5 - Si ritiene, dunque, sussistano i presupposti per la trattazione del ricorso in Camera di Consiglio e la definizione, ai sensi degli artt. 375 e 380 bis cpc, proponendosi l’accoglimento dell’impugnazione per manifesta fondatezza. Il Relatore Cons. Antonino Di Blasi";

Considerato che la relazione è stata comunicata al Pubblico Ministero e notificata ai difensori;

Visto il ricorso principale, il controricorso e la memoria 14.04. 2009, nonché tutti gli altri atti di causa;

Rilevato che nessuno ha partecipato all’udienza camerale;

Considerato che il Collegio condivide le argomentazioni svolte nella relazione;

Considerato che a diverso opinamento non inducono le ragioni difensive esposte dal contribuente;

Ritenuto, invero, che i giudici di appello hanno escluso l’esistenza dell’autonoma organizzazione, a motivo che lo Studio Associato aveva reperito il personale, i beni strumentali e quant’altro pacificamente utilizzato nell’espletamento dell’attività, mediante il ricorso ad una società di servizi, le cui prestazioni venivano remunerate con corrispettivi calcolati in percentuale dei ricavi conseguiti dallo studio stesso;

Considerato che, così argomentando, la CTR non ha considerato che quel che rileva agli effetti dell’autonoma organizzazione è la concreta possibilità che gli esercenti arti e professioni, utilizzino normalmente, nell’esercizio della loro attività, personale, beni strumentali e mezzi finanziari, idonei a potenziarla, a nulla rilevando i rapporti sottostanti, alla cui stregua tali acquisizioni risultino avvenute;

Considerato che, nel caso, è circostanza pacifica l’utilizzo, in base a specifica convenzione, di personale, beni e servizi vari, messi a disposizione da una società di servizi, - costituita dagli stessi componenti lo studio associato - e la relativa gestione, da parte dello Studio Associato, in base alle esigenze professionali dei vari componenti lo studio, ed è quindi evidente, l’esistenza di una componente organizzativa funzionale propria dello studio, idonea a potenziare l’attività della struttura in quanto tale e degli associati ed a creare, quindi, un valore aggiunto;

Considerato, infatti, che tali elementi inducono a ritenere sussistente l’autonoma organizzazione, così come definita nelle pronunce richiamate in relazione, dal momento che lo Studio Associato, nel caso, resta il responsabile dell’organizzazione e della gestione del personale e dei mezzi, acquisiti convenzionalmente, dei quali si avvale stabilmente in base alle proprie esigenze, in piena autonomia e con libera valutazione;

Considerato che è stato, peraltro, affermato (Cass. n. 13570/2007, n. 17136/2008) che l’esercizio in forma associata di una professione liberale è circostanza di per sé idonea a far presumere l’esistenza di una autonoma organizzazione di strutture e mezzi e, quindi, tale da far ritenere sussistente il presupposto impositivo dell’IRAP;

Considerato, conclusivamente, che il presupposto impositivo IRAP, rappresentato dall’autonoma organizzazione, deve ritenersi sussistente tutte le volte in cui il contribuente, nel caso uno studio associato, usufruisca, in modo non occasionale, di personale, beni strumentali e servizi vari messi a disposizione, in base a convenzione, da una società di servizi, inseriti nello Studio Associato e dallo stesso utilizzati in relazione alle varie esigenze, con autonoma facoltà gestionale funzionale ad un migliore svolgimento dell’attività;

Ritenuto che in base a dette considerazioni ed a quelle altre svolte in relazione, il ricorso va accolto, per manifesta fondatezza;

Ritenuto che, per l’effetto, va cassata l’impugnata decisione, e non essendo necessari ulteriori accertamenti di fatto - essendo pacifica la circostanza che, nel caso, sussisteva l’autonoma organizzazione, avuto riguardo agli elementi indici, quali dipendenti e beni strumentali eccedenti il minimo indispensabile, la causa può essere decisa nel merito, con il rigetto della domanda di rimborso e dell’originario ricorso;

Considerato che le spese dell’intero giudizio, avuto riguardo all’epoca del consolidarsi degli applicati principi, vanno compensate;

Visti gli artt. 375 e 380 bis c.p.c..

◆ **Attività richiesta**
Nel passo del documento sorgente che inizia con le parole "Ritenuto che, per" e si chiude dopo "380 bis c.p.c..", sostituisci "domanda di rimborso" con "istanza di rimborso" e riporta il passo modificato.

◆ **Materiale fornito**
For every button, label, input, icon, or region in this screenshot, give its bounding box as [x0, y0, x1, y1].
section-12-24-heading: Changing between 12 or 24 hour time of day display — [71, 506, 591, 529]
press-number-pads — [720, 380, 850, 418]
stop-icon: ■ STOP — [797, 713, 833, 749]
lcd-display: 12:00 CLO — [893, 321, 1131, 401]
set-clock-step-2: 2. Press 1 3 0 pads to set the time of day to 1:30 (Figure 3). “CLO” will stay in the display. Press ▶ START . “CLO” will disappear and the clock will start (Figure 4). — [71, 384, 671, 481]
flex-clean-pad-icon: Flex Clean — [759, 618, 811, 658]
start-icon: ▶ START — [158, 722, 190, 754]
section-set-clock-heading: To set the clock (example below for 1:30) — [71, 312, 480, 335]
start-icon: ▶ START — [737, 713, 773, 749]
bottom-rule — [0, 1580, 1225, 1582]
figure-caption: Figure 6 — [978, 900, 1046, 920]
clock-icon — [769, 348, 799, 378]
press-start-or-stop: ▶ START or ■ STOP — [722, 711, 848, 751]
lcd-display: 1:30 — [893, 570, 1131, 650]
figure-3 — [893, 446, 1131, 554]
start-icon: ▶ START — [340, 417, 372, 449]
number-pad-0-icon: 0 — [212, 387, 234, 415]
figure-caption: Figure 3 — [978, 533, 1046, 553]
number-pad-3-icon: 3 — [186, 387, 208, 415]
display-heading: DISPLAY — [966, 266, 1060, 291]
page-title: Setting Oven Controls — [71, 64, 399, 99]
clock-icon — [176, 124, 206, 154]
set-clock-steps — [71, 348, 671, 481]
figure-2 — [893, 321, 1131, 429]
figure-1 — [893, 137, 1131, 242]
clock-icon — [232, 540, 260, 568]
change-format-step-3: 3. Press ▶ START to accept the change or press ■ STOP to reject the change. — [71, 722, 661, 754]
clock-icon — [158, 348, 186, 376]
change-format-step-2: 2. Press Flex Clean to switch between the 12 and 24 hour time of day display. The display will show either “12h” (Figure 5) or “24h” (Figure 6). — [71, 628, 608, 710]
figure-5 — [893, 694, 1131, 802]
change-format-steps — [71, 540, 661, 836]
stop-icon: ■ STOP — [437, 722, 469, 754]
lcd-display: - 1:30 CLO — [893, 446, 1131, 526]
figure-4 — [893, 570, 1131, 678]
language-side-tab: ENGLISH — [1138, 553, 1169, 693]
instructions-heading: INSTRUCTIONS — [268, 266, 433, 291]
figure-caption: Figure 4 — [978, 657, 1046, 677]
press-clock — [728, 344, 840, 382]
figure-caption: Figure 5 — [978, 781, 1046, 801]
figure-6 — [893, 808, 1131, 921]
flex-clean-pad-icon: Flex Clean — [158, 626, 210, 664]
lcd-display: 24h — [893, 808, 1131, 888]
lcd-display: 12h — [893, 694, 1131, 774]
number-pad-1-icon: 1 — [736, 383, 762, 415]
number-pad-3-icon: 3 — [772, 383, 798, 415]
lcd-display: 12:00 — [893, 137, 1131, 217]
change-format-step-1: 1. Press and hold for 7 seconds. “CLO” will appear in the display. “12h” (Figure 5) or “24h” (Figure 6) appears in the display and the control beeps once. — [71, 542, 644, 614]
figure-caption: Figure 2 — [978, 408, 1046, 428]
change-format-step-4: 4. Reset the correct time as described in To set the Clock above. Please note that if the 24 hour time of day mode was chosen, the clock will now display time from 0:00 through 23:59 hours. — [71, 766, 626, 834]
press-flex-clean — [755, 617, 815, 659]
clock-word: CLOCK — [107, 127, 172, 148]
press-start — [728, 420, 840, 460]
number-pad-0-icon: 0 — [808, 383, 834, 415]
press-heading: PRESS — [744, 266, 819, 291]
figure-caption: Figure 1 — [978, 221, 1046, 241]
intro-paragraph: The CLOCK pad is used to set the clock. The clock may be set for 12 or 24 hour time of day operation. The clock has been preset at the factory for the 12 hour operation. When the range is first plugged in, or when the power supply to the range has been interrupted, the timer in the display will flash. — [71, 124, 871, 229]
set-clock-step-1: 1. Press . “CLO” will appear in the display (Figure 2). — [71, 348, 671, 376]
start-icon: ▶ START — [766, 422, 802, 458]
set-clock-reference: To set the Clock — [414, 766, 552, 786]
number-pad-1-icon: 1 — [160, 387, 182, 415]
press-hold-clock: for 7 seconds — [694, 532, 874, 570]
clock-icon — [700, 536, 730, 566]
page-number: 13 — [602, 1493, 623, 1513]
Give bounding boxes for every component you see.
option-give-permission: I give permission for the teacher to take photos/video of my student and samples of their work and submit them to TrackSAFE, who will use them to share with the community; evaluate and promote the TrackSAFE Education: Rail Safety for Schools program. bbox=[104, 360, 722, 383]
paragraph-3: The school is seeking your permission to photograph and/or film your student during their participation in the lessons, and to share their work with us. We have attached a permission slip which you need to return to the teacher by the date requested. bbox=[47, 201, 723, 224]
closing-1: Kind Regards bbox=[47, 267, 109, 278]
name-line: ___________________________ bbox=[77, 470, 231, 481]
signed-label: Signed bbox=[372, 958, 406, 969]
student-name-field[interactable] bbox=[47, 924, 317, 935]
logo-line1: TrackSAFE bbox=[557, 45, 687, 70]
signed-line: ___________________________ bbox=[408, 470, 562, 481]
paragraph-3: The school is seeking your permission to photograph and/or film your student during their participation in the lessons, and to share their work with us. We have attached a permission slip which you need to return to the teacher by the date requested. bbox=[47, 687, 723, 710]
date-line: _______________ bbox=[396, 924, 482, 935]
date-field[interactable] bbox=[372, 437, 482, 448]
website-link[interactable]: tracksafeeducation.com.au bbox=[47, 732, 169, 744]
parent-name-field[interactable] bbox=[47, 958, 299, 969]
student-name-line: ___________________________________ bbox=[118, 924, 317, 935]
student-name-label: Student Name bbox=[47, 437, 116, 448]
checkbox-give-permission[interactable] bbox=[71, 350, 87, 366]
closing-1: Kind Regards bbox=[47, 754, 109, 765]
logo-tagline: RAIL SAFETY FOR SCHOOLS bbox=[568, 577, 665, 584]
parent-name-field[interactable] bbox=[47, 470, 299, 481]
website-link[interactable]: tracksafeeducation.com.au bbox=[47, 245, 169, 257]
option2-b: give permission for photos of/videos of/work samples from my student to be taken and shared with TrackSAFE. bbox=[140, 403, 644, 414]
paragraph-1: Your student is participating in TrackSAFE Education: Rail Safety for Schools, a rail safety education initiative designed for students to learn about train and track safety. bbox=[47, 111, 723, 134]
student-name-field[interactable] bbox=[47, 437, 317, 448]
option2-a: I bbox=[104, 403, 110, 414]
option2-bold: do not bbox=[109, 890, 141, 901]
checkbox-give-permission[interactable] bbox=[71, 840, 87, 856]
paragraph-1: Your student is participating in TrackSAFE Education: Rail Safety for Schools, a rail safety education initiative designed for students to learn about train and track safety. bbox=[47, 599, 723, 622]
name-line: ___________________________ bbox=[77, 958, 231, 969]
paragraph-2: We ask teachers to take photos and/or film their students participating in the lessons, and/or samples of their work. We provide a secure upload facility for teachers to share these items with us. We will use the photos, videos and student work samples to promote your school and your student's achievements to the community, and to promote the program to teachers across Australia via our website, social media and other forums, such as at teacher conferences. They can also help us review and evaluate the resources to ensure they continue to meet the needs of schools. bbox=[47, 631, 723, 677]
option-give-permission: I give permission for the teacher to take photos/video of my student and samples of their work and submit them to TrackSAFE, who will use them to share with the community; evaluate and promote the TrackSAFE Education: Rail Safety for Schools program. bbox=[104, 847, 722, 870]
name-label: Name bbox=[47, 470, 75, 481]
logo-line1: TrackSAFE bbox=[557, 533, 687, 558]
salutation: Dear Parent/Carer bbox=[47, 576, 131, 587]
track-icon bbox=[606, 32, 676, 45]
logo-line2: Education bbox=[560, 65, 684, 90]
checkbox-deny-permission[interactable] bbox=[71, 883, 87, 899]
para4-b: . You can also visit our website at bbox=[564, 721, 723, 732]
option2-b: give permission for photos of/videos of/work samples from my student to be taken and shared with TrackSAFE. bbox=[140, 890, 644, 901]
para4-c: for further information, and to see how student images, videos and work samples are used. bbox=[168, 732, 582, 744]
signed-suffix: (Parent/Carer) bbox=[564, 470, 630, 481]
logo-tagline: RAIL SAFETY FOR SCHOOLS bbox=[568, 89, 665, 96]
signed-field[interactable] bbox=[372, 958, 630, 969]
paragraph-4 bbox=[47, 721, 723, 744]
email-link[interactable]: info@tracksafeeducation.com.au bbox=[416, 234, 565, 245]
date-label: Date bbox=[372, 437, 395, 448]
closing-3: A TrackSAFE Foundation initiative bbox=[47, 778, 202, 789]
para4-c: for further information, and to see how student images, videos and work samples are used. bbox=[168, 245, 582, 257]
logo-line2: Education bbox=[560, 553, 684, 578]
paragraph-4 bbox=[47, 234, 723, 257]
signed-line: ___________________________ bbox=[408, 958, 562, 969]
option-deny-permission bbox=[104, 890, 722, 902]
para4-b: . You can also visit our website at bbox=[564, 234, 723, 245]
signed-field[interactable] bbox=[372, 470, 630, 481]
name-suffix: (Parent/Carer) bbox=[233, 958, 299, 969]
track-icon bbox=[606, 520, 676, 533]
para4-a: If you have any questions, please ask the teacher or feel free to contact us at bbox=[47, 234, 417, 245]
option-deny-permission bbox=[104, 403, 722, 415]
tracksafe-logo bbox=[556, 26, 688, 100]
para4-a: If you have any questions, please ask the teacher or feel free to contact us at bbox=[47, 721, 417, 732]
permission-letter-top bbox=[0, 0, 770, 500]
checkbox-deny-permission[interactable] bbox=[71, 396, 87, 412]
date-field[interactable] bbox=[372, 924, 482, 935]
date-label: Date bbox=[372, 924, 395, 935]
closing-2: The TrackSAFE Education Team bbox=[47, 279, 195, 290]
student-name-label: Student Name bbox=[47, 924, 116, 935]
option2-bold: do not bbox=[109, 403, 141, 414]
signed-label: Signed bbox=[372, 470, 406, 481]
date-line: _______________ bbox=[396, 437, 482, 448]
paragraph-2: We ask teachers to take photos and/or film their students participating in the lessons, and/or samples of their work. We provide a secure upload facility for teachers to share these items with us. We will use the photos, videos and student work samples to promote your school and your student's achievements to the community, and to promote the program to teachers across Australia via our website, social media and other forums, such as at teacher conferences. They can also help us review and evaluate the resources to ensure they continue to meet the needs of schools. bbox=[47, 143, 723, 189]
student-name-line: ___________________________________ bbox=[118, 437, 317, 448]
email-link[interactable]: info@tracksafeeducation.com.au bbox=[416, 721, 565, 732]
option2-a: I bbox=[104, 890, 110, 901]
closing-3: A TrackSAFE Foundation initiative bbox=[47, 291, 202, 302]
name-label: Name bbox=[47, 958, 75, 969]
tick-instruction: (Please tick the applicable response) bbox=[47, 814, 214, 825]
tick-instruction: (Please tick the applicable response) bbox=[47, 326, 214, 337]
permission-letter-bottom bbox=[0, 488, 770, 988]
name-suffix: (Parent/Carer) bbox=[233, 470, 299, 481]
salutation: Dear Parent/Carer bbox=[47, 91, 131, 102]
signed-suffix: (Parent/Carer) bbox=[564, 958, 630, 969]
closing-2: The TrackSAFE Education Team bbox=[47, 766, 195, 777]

◆ **Risposta attesa**
Ritenuto che, per l’effetto, va cassata l’impugnata decisione, e non essendo necessari ulteriori accertamenti di fatto - essendo pacifica la circostanza che, nel caso, sussisteva l’autonoma organizzazione, avuto riguardo agli elementi indici, quali dipendenti e beni strumentali eccedenti il minimo indispensabile, la causa può essere decisa nel merito, con il rigetto della istanza di rimborso e dell’originario ricorso;

Considerato che le spese dell’intero giudizio, avuto riguardo all’epoca del consolidarsi degli applicati principi, vanno compensate;

Visti gli artt. 375 e 380 bis c.p.c..